◆ What is expected ◆
All the records that follow need to be reproduced exactly. Omit the images.

◆ Data entries for graphics ◆

## START

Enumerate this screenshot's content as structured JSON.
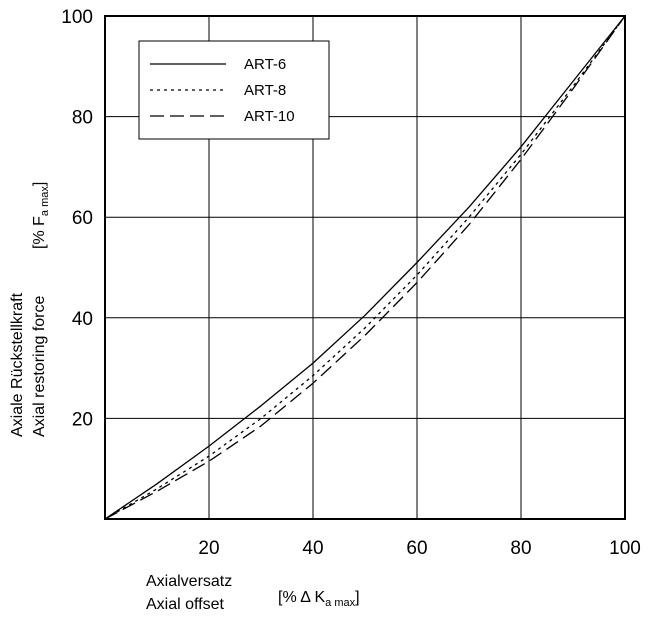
{
  "chart_data": {
    "type": "line",
    "xlabel": "Axialversatz",
    "xlabel_en": "Axial offset",
    "xunit_prefix": "[% Δ K",
    "xunit_sub": "a max",
    "xunit_suffix": "]",
    "ylabel": "Axiale Rückstellkraft",
    "ylabel_en": "Axial restoring force",
    "yunit_prefix": "[% F",
    "yunit_sub": "a max",
    "yunit_suffix": "]",
    "xlim": [
      0,
      100
    ],
    "ylim": [
      0,
      100
    ],
    "x_ticks": [
      "20",
      "40",
      "60",
      "80",
      "100"
    ],
    "y_ticks": [
      "20",
      "40",
      "60",
      "80",
      "100"
    ],
    "grid": true,
    "legend_position": "top-left",
    "series": [
      {
        "name": "ART-6",
        "style": "solid",
        "x": [
          0,
          10,
          20,
          30,
          40,
          50,
          60,
          70,
          80,
          90,
          100
        ],
        "y": [
          0,
          7,
          14.5,
          22.5,
          31,
          40.5,
          51,
          62,
          74,
          87,
          100
        ]
      },
      {
        "name": "ART-8",
        "style": "dotted",
        "x": [
          0,
          10,
          20,
          30,
          40,
          50,
          60,
          70,
          80,
          90,
          100
        ],
        "y": [
          0,
          6,
          12.5,
          20,
          28.5,
          38,
          48.5,
          60,
          72.5,
          86,
          100
        ]
      },
      {
        "name": "ART-10",
        "style": "dashed",
        "x": [
          0,
          10,
          20,
          30,
          40,
          50,
          60,
          70,
          80,
          90,
          100
        ],
        "y": [
          0,
          5.5,
          11.5,
          18.5,
          27,
          36.5,
          47,
          58.5,
          71.5,
          85.5,
          100
        ]
      }
    ]
  }
}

## END

◆ Reply ◆
Enumerate this screenshot's content as structured JSON.
{
  "chart_data": {
    "type": "line",
    "xlabel": "Axialversatz",
    "xlabel_en": "Axial offset",
    "xunit_prefix": "[% Δ K",
    "xunit_sub": "a max",
    "xunit_suffix": "]",
    "ylabel": "Axiale Rückstellkraft",
    "ylabel_en": "Axial restoring force",
    "yunit_prefix": "[% F",
    "yunit_sub": "a max",
    "yunit_suffix": "]",
    "xlim": [
      0,
      100
    ],
    "ylim": [
      0,
      100
    ],
    "x_ticks": [
      "20",
      "40",
      "60",
      "80",
      "100"
    ],
    "y_ticks": [
      "20",
      "40",
      "60",
      "80",
      "100"
    ],
    "grid": true,
    "legend_position": "top-left",
    "series": [
      {
        "name": "ART-6",
        "style": "solid",
        "x": [
          0,
          10,
          20,
          30,
          40,
          50,
          60,
          70,
          80,
          90,
          100
        ],
        "y": [
          0,
          7,
          14.5,
          22.5,
          31,
          40.5,
          51,
          62,
          74,
          87,
          100
        ]
      },
      {
        "name": "ART-8",
        "style": "dotted",
        "x": [
          0,
          10,
          20,
          30,
          40,
          50,
          60,
          70,
          80,
          90,
          100
        ],
        "y": [
          0,
          6,
          12.5,
          20,
          28.5,
          38,
          48.5,
          60,
          72.5,
          86,
          100
        ]
      },
      {
        "name": "ART-10",
        "style": "dashed",
        "x": [
          0,
          10,
          20,
          30,
          40,
          50,
          60,
          70,
          80,
          90,
          100
        ],
        "y": [
          0,
          5.5,
          11.5,
          18.5,
          27,
          36.5,
          47,
          58.5,
          71.5,
          85.5,
          100
        ]
      }
    ]
  }
}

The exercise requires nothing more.